▶ _Problem description_:
Work out how many lines of the listing hold the string "type", then answer with that number and nothing else.

▶ _Data lines_:
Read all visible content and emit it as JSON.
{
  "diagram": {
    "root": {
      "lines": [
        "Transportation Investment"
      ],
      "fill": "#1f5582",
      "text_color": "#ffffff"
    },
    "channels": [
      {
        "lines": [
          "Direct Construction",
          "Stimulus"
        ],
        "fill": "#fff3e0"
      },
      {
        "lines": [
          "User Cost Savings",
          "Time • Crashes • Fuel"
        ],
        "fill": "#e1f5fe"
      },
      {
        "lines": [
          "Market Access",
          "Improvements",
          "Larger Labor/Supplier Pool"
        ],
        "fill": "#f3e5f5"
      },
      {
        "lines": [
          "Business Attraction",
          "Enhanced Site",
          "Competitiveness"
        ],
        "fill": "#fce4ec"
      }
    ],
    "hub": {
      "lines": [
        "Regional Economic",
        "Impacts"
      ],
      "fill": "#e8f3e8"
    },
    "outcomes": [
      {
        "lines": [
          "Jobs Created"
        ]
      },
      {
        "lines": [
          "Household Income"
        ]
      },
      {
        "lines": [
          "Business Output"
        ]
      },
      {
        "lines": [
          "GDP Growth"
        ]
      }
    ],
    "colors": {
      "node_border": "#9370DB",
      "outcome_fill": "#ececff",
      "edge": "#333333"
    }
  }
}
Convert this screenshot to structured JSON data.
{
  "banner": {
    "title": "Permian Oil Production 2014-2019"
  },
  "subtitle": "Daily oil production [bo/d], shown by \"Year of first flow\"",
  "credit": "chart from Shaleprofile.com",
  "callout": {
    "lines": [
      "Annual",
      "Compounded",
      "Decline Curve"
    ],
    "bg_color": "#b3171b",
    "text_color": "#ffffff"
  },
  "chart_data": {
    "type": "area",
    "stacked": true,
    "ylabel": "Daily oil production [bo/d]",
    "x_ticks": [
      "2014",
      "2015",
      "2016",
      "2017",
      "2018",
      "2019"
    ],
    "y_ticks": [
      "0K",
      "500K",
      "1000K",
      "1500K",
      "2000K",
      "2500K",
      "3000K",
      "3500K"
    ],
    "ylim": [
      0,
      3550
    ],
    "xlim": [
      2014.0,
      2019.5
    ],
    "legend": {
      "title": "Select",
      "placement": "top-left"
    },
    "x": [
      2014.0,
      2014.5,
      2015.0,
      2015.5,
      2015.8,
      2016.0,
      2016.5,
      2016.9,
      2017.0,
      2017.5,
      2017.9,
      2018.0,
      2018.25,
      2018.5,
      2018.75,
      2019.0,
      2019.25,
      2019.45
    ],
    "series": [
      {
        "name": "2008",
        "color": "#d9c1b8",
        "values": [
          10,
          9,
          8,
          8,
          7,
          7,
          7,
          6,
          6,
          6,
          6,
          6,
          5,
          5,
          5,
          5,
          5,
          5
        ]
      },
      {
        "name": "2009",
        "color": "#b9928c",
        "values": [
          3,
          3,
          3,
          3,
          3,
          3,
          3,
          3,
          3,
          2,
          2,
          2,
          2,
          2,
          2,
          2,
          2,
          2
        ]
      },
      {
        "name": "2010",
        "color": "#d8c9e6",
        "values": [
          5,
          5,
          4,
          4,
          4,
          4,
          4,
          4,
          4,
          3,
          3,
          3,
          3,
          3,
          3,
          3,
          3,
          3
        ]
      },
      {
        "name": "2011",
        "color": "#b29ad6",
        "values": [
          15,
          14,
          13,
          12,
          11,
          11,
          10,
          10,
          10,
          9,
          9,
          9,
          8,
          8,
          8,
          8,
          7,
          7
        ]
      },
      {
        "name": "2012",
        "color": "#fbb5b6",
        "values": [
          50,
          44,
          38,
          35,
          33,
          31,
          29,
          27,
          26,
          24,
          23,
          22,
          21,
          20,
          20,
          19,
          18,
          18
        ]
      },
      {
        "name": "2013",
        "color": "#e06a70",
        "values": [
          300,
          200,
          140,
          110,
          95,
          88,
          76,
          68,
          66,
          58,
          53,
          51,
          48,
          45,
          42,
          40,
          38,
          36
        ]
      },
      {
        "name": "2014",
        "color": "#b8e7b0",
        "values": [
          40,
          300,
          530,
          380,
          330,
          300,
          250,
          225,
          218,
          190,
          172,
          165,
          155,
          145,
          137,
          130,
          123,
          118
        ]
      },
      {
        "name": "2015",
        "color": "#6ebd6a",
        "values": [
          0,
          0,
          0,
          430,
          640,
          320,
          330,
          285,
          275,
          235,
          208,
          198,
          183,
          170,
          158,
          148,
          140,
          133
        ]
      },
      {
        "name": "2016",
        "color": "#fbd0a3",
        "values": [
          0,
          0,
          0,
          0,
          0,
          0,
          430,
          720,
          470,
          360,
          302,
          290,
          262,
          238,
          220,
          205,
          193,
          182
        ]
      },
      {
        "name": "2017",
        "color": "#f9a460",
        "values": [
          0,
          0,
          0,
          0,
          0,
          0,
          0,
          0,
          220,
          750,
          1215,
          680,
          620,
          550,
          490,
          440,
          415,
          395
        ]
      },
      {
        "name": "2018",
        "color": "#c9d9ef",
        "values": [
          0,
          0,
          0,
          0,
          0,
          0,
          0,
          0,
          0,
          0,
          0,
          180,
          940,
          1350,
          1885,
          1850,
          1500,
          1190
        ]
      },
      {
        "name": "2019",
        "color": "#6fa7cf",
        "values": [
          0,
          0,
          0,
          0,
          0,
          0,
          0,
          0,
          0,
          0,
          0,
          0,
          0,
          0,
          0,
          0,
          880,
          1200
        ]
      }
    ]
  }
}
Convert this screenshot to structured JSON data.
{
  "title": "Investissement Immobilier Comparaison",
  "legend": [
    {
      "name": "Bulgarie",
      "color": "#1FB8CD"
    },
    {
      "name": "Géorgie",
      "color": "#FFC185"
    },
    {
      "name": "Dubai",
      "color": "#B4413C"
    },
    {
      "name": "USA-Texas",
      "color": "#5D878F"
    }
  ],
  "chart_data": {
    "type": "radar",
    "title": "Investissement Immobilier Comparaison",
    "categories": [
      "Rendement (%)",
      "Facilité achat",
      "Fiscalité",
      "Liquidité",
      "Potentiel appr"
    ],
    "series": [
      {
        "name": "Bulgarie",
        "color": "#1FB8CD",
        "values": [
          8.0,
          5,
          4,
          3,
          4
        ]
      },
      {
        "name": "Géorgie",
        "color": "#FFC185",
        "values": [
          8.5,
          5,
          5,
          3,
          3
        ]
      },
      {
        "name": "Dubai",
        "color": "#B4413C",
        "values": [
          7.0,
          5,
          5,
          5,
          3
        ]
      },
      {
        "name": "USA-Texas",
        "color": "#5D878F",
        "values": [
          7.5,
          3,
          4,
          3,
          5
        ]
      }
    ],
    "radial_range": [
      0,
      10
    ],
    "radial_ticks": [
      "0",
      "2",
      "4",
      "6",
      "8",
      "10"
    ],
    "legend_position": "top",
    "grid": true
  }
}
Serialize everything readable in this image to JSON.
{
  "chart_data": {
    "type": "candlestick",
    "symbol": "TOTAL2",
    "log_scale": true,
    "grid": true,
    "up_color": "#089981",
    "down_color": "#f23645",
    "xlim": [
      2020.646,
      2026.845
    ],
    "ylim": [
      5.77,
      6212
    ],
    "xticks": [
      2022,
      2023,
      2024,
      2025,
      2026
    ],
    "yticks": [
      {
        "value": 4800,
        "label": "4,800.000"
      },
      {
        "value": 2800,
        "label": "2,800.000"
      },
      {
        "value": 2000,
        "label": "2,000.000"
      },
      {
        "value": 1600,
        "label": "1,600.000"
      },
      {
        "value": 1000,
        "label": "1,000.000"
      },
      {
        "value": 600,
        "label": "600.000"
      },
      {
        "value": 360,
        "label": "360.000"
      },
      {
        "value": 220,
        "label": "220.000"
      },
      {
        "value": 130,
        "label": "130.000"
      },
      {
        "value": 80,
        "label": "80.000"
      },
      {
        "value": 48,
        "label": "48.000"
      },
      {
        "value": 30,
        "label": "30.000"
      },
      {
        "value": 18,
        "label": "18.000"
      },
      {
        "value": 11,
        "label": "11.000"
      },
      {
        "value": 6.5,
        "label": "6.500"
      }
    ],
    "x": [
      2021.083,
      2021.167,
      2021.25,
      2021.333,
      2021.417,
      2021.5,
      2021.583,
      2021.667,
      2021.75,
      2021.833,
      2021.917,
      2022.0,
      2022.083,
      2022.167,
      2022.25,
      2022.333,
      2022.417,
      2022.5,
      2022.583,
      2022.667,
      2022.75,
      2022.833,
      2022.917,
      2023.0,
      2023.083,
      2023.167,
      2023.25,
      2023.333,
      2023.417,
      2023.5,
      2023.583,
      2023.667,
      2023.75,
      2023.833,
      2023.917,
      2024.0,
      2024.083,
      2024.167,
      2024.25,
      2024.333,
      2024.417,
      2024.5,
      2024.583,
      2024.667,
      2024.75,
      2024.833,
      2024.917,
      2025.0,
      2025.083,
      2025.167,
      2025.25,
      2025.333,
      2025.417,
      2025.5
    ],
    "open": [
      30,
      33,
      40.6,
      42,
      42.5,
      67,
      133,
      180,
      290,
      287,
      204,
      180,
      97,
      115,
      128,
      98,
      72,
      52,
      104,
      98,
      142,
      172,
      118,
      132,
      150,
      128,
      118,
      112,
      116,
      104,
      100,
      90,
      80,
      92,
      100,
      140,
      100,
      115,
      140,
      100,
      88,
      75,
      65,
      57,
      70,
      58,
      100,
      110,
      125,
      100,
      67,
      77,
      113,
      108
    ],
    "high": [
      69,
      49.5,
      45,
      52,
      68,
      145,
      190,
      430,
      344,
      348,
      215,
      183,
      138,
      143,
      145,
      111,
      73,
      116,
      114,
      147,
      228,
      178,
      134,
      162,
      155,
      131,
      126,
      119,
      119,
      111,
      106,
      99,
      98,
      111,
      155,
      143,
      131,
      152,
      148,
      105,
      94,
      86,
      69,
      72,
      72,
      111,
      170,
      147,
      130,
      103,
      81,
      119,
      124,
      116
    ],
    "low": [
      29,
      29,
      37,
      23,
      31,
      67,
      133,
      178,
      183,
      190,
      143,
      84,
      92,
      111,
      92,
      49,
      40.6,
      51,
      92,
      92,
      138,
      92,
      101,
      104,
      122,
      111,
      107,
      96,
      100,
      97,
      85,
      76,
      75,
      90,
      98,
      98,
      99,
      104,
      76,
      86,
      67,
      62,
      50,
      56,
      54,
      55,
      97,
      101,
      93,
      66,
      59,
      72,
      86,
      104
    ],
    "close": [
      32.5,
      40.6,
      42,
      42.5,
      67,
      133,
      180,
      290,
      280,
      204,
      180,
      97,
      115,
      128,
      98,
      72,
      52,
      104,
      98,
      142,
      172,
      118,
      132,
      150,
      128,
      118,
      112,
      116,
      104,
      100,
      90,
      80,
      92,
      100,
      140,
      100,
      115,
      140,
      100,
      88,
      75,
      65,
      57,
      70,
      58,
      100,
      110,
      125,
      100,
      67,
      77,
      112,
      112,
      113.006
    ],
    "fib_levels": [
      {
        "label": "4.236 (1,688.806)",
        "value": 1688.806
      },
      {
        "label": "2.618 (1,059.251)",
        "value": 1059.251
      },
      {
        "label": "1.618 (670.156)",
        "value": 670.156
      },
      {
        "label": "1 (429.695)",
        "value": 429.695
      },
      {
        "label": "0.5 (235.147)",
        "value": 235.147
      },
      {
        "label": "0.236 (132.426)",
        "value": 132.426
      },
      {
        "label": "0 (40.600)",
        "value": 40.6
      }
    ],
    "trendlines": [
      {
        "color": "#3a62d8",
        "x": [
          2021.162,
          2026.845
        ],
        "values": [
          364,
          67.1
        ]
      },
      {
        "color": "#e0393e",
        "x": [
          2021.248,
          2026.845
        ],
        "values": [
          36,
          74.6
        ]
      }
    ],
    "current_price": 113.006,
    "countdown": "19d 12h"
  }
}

▶ _Problem solution_:
3